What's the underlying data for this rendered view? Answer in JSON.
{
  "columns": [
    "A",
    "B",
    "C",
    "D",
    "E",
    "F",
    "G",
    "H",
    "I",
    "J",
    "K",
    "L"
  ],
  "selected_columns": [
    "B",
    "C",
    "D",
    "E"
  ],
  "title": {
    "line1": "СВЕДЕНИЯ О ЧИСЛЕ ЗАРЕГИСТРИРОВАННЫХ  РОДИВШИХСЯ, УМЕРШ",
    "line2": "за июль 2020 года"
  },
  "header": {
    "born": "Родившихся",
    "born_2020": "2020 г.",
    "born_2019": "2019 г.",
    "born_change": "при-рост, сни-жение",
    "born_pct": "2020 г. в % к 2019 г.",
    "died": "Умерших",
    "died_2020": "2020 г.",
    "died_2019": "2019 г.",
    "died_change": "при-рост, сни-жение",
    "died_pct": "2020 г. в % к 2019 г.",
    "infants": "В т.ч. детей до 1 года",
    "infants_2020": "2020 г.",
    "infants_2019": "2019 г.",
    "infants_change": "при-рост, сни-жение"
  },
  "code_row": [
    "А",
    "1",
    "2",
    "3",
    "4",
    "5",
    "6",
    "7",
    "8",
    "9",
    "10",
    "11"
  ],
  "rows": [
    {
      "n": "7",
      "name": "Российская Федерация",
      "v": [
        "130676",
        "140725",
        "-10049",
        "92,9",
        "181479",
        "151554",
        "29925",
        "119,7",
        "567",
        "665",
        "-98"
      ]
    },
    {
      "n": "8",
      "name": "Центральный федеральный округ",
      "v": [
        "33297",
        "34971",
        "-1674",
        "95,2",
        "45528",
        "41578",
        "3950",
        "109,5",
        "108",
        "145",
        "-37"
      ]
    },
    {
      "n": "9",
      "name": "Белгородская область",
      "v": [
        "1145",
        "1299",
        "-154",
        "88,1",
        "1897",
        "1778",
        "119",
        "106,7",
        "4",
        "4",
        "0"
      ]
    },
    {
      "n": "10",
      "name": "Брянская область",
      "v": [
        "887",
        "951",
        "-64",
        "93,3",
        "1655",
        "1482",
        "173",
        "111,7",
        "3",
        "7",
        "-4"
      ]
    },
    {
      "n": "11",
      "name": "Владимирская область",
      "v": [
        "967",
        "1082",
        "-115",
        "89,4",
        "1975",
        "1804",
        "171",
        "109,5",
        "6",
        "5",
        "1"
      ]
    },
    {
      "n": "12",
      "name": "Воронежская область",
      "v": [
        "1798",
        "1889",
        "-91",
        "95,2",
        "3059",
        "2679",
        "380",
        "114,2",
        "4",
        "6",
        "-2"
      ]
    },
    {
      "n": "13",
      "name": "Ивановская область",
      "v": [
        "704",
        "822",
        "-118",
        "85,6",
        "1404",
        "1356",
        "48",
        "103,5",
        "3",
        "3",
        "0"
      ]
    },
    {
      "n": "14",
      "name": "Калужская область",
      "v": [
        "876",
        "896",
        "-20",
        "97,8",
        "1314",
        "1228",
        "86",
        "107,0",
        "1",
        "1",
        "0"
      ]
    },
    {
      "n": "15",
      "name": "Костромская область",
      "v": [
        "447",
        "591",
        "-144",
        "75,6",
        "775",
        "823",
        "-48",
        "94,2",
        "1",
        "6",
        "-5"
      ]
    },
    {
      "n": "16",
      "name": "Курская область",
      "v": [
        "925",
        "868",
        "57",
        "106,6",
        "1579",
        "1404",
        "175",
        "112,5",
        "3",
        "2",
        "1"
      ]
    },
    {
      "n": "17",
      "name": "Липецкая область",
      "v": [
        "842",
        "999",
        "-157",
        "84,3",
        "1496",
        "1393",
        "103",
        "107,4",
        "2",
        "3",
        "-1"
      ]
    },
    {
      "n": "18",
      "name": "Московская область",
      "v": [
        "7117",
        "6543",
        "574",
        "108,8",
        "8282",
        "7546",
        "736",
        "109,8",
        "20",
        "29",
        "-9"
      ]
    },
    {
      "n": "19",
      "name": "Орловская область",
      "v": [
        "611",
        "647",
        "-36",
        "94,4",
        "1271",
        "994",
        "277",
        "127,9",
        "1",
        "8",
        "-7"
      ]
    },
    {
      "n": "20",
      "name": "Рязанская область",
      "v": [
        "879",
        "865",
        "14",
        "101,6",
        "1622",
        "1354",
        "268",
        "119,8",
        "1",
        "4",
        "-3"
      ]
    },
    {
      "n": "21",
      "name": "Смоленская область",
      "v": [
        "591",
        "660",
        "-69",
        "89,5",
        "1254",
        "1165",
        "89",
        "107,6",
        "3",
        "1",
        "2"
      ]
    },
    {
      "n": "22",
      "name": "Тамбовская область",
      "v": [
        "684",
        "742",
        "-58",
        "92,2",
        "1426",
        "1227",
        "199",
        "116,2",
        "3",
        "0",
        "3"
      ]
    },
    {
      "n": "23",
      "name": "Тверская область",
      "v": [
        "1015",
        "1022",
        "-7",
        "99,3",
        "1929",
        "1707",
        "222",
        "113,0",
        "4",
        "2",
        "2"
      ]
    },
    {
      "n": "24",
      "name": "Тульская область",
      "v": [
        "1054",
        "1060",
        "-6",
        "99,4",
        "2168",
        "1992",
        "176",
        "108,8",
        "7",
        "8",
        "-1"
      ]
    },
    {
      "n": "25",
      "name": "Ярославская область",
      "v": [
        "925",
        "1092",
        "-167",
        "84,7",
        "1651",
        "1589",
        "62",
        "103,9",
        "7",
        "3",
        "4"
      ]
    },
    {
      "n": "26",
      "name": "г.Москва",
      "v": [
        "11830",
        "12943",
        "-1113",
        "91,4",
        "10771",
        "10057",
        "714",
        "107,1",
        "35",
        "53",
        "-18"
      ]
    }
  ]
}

+ + +

Work required:
Quote every entry exactly.

Answer to this task:
What's the underlying data for this rendered view? Answer in JSON.
{
  "columns": [
    "A",
    "B",
    "C",
    "D",
    "E",
    "F",
    "G",
    "H",
    "I",
    "J",
    "K",
    "L"
  ],
  "selected_columns": [
    "B",
    "C",
    "D",
    "E"
  ],
  "title": {
    "line1": "СВЕДЕНИЯ О ЧИСЛЕ ЗАРЕГИСТРИРОВАННЫХ  РОДИВШИХСЯ, УМЕРШ",
    "line2": "за июль 2020 года"
  },
  "header": {
    "born": "Родившихся",
    "born_2020": "2020 г.",
    "born_2019": "2019 г.",
    "born_change": "при-рост, сни-жение",
    "born_pct": "2020 г. в % к 2019 г.",
    "died": "Умерших",
    "died_2020": "2020 г.",
    "died_2019": "2019 г.",
    "died_change": "при-рост, сни-жение",
    "died_pct": "2020 г. в % к 2019 г.",
    "infants": "В т.ч. детей до 1 года",
    "infants_2020": "2020 г.",
    "infants_2019": "2019 г.",
    "infants_change": "при-рост, сни-жение"
  },
  "code_row": [
    "А",
    "1",
    "2",
    "3",
    "4",
    "5",
    "6",
    "7",
    "8",
    "9",
    "10",
    "11"
  ],
  "rows": [
    {
      "n": "7",
      "name": "Российская Федерация",
      "v": [
        "130676",
        "140725",
        "-10049",
        "92,9",
        "181479",
        "151554",
        "29925",
        "119,7",
        "567",
        "665",
        "-98"
      ]
    },
    {
      "n": "8",
      "name": "Центральный федеральный округ",
      "v": [
        "33297",
        "34971",
        "-1674",
        "95,2",
        "45528",
        "41578",
        "3950",
        "109,5",
        "108",
        "145",
        "-37"
      ]
    },
    {
      "n": "9",
      "name": "Белгородская область",
      "v": [
        "1145",
        "1299",
        "-154",
        "88,1",
        "1897",
        "1778",
        "119",
        "106,7",
        "4",
        "4",
        "0"
      ]
    },
    {
      "n": "10",
      "name": "Брянская область",
      "v": [
        "887",
        "951",
        "-64",
        "93,3",
        "1655",
        "1482",
        "173",
        "111,7",
        "3",
        "7",
        "-4"
      ]
    },
    {
      "n": "11",
      "name": "Владимирская область",
      "v": [
        "967",
        "1082",
        "-115",
        "89,4",
        "1975",
        "1804",
        "171",
        "109,5",
        "6",
        "5",
        "1"
      ]
    },
    {
      "n": "12",
      "name": "Воронежская область",
      "v": [
        "1798",
        "1889",
        "-91",
        "95,2",
        "3059",
        "2679",
        "380",
        "114,2",
        "4",
        "6",
        "-2"
      ]
    },
    {
      "n": "13",
      "name": "Ивановская область",
      "v": [
        "704",
        "822",
        "-118",
        "85,6",
        "1404",
        "1356",
        "48",
        "103,5",
        "3",
        "3",
        "0"
      ]
    },
    {
      "n": "14",
      "name": "Калужская область",
      "v": [
        "876",
        "896",
        "-20",
        "97,8",
        "1314",
        "1228",
        "86",
        "107,0",
        "1",
        "1",
        "0"
      ]
    },
    {
      "n": "15",
      "name": "Костромская область",
      "v": [
        "447",
        "591",
        "-144",
        "75,6",
        "775",
        "823",
        "-48",
        "94,2",
        "1",
        "6",
        "-5"
      ]
    },
    {
      "n": "16",
      "name": "Курская область",
      "v": [
        "925",
        "868",
        "57",
        "106,6",
        "1579",
        "1404",
        "175",
        "112,5",
        "3",
        "2",
        "1"
      ]
    },
    {
      "n": "17",
      "name": "Липецкая область",
      "v": [
        "842",
        "999",
        "-157",
        "84,3",
        "1496",
        "1393",
        "103",
        "107,4",
        "2",
        "3",
        "-1"
      ]
    },
    {
      "n": "18",
      "name": "Московская область",
      "v": [
        "7117",
        "6543",
        "574",
        "108,8",
        "8282",
        "7546",
        "736",
        "109,8",
        "20",
        "29",
        "-9"
      ]
    },
    {
      "n": "19",
      "name": "Орловская область",
      "v": [
        "611",
        "647",
        "-36",
        "94,4",
        "1271",
        "994",
        "277",
        "127,9",
        "1",
        "8",
        "-7"
      ]
    },
    {
      "n": "20",
      "name": "Рязанская область",
      "v": [
        "879",
        "865",
        "14",
        "101,6",
        "1622",
        "1354",
        "268",
        "119,8",
        "1",
        "4",
        "-3"
      ]
    },
    {
      "n": "21",
      "name": "Смоленская область",
      "v": [
        "591",
        "660",
        "-69",
        "89,5",
        "1254",
        "1165",
        "89",
        "107,6",
        "3",
        "1",
        "2"
      ]
    },
    {
      "n": "22",
      "name": "Тамбовская область",
      "v": [
        "684",
        "742",
        "-58",
        "92,2",
        "1426",
        "1227",
        "199",
        "116,2",
        "3",
        "0",
        "3"
      ]
    },
    {
      "n": "23",
      "name": "Тверская область",
      "v": [
        "1015",
        "1022",
        "-7",
        "99,3",
        "1929",
        "1707",
        "222",
        "113,0",
        "4",
        "2",
        "2"
      ]
    },
    {
      "n": "24",
      "name": "Тульская область",
      "v": [
        "1054",
        "1060",
        "-6",
        "99,4",
        "2168",
        "1992",
        "176",
        "108,8",
        "7",
        "8",
        "-1"
      ]
    },
    {
      "n": "25",
      "name": "Ярославская область",
      "v": [
        "925",
        "1092",
        "-167",
        "84,7",
        "1651",
        "1589",
        "62",
        "103,9",
        "7",
        "3",
        "4"
      ]
    },
    {
      "n": "26",
      "name": "г.Москва",
      "v": [
        "11830",
        "12943",
        "-1113",
        "91,4",
        "10771",
        "10057",
        "714",
        "107,1",
        "35",
        "53",
        "-18"
      ]
    }
  ]
}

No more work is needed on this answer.